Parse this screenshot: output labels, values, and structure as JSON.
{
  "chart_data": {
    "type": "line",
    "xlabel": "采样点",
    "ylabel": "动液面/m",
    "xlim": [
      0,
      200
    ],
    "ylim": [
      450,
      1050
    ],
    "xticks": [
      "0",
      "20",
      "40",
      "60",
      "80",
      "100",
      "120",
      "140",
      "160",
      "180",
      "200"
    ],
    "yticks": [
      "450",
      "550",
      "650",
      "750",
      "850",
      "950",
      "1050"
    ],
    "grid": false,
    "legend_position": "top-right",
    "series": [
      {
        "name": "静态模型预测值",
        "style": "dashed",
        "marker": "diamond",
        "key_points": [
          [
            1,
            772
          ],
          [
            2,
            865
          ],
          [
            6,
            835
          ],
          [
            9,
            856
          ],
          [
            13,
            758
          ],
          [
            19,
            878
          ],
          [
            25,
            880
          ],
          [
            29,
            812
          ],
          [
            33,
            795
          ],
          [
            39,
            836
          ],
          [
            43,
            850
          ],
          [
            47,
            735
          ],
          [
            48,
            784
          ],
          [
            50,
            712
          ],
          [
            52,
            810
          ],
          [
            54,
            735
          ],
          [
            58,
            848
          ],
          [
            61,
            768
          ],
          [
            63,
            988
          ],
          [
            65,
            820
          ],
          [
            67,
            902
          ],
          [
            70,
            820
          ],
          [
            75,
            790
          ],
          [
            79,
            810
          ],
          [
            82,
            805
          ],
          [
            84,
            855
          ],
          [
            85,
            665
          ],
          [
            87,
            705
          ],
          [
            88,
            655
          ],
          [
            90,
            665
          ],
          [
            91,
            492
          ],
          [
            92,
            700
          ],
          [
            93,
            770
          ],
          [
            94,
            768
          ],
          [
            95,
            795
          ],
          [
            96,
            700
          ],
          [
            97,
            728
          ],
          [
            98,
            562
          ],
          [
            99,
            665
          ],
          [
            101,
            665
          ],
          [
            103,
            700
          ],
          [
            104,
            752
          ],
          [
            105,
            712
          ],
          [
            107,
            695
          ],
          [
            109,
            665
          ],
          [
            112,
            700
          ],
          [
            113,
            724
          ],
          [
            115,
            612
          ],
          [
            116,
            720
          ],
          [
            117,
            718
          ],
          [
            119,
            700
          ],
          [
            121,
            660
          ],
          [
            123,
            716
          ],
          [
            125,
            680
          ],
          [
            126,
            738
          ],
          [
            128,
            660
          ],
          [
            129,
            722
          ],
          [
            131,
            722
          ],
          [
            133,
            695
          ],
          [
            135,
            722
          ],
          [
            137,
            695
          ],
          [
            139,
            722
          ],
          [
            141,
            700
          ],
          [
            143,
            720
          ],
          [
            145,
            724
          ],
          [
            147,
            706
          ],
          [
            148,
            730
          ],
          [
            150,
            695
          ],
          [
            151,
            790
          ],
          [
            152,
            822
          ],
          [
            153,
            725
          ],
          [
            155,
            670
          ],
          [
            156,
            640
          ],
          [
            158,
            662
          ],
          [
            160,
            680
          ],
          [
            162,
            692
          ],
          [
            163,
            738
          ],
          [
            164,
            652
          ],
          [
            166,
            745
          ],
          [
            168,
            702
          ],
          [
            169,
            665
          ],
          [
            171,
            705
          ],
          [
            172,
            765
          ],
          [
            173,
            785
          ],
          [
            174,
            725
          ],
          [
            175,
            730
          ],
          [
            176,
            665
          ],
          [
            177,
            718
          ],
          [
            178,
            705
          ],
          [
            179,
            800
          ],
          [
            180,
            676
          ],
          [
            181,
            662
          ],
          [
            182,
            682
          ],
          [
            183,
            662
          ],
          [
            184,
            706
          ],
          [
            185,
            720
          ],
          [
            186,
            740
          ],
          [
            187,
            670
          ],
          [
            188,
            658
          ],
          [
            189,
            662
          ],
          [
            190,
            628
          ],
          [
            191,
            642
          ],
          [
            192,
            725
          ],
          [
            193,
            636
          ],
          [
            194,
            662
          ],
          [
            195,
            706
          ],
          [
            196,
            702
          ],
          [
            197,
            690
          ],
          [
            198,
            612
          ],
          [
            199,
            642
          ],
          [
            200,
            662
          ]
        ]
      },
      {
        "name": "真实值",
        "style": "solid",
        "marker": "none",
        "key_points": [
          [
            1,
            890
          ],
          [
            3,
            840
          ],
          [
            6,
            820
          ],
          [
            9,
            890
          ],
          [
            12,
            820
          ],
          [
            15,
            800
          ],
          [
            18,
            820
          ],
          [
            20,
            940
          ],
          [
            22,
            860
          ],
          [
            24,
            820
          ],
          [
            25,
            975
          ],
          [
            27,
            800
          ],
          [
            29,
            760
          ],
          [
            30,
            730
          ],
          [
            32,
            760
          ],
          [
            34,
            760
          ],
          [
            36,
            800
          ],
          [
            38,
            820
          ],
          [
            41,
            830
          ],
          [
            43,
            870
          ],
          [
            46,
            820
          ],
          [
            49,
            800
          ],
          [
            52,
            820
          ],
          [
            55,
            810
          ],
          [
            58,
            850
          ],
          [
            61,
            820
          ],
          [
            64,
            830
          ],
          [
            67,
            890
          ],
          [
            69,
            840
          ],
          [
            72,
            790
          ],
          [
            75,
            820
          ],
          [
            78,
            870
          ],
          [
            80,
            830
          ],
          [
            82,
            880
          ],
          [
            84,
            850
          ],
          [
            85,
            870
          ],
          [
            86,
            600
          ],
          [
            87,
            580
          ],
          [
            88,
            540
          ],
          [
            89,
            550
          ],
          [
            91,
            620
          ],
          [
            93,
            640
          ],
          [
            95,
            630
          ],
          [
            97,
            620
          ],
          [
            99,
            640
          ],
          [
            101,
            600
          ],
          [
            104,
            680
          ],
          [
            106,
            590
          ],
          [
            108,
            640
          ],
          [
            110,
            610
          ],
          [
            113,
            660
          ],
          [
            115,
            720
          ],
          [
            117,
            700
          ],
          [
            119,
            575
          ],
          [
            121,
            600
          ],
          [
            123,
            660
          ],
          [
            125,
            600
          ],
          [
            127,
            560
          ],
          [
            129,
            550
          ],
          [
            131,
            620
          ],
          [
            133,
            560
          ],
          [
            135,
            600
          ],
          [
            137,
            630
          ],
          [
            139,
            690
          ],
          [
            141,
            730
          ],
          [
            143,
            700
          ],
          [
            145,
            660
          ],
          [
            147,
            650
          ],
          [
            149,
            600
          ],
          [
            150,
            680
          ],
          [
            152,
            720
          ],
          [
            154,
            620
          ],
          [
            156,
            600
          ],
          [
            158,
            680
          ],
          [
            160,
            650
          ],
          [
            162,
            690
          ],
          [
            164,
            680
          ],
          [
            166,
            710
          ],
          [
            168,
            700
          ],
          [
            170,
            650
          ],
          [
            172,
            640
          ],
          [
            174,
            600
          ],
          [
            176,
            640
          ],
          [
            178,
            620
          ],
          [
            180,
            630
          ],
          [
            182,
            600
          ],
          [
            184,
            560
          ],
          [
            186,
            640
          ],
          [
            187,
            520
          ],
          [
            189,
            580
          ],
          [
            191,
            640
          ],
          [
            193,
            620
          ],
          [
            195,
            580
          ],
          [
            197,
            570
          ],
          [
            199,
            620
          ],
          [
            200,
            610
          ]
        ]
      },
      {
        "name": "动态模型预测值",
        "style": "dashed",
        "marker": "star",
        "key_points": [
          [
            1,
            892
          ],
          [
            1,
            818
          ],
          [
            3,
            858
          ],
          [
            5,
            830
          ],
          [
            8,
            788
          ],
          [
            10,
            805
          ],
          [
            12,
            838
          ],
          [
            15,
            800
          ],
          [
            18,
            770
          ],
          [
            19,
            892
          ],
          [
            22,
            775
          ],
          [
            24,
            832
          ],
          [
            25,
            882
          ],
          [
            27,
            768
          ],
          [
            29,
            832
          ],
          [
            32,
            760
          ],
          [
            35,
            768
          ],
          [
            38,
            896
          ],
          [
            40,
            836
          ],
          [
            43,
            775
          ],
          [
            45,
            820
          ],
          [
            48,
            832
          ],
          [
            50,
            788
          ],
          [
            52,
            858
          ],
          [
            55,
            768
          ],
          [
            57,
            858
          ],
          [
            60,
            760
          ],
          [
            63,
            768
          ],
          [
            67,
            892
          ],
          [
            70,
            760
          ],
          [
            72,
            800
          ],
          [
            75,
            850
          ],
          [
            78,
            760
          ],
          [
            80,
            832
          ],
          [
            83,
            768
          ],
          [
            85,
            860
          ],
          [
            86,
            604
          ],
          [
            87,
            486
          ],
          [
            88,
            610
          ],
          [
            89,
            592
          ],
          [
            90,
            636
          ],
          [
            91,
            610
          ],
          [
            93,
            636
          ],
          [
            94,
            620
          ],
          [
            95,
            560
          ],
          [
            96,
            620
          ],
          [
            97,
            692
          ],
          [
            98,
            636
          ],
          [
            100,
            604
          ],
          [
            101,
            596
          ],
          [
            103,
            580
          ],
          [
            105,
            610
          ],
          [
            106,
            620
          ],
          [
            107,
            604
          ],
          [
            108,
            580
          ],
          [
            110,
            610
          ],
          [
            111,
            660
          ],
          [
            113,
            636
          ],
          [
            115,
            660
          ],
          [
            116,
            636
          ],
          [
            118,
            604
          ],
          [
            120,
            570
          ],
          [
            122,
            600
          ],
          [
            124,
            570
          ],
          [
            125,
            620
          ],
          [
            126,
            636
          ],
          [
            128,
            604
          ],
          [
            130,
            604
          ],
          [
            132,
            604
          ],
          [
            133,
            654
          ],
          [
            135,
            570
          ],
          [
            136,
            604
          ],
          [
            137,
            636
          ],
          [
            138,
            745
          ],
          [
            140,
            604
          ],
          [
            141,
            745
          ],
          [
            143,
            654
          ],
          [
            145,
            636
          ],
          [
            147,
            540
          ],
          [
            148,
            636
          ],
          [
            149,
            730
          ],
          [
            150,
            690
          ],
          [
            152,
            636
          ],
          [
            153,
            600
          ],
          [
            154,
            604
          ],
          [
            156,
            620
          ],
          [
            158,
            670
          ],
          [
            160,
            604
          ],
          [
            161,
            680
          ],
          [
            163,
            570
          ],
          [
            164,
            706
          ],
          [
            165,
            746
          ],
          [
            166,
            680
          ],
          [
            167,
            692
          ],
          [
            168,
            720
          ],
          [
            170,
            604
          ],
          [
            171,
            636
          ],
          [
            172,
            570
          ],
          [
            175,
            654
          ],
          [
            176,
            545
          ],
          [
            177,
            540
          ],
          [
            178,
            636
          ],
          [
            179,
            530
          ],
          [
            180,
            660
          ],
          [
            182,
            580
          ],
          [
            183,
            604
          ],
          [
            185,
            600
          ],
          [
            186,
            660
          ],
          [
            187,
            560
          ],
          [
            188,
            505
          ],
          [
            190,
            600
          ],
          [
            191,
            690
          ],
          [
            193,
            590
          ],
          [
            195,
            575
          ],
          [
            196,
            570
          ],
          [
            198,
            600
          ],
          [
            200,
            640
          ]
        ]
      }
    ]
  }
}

What the task requires
Whichever lines contain the string "marker", select and copy them.

Answer for the task
        "marker": "diamond",
        "marker": "none",
        "marker": "star",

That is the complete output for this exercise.